What to do: Please work out how many lines in the material contain "notification" and give only that figure.

Record extracts:
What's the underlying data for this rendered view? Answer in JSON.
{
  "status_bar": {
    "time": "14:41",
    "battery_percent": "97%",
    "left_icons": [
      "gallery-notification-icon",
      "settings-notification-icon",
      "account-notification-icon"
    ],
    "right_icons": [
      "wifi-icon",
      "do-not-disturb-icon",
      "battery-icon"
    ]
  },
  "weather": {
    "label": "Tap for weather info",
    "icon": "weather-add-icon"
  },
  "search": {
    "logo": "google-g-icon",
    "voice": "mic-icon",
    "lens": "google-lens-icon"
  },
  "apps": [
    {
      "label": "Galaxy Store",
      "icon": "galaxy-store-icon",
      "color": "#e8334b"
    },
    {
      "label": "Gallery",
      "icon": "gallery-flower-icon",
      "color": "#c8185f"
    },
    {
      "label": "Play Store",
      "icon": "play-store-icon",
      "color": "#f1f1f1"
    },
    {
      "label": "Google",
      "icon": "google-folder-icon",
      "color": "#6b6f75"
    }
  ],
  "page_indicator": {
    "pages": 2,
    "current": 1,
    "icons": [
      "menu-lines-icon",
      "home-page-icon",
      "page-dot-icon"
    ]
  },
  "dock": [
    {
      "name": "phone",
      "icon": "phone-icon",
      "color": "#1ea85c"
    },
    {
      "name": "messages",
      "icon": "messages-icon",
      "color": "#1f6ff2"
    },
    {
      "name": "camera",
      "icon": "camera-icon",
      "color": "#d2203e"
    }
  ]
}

Completed task: 3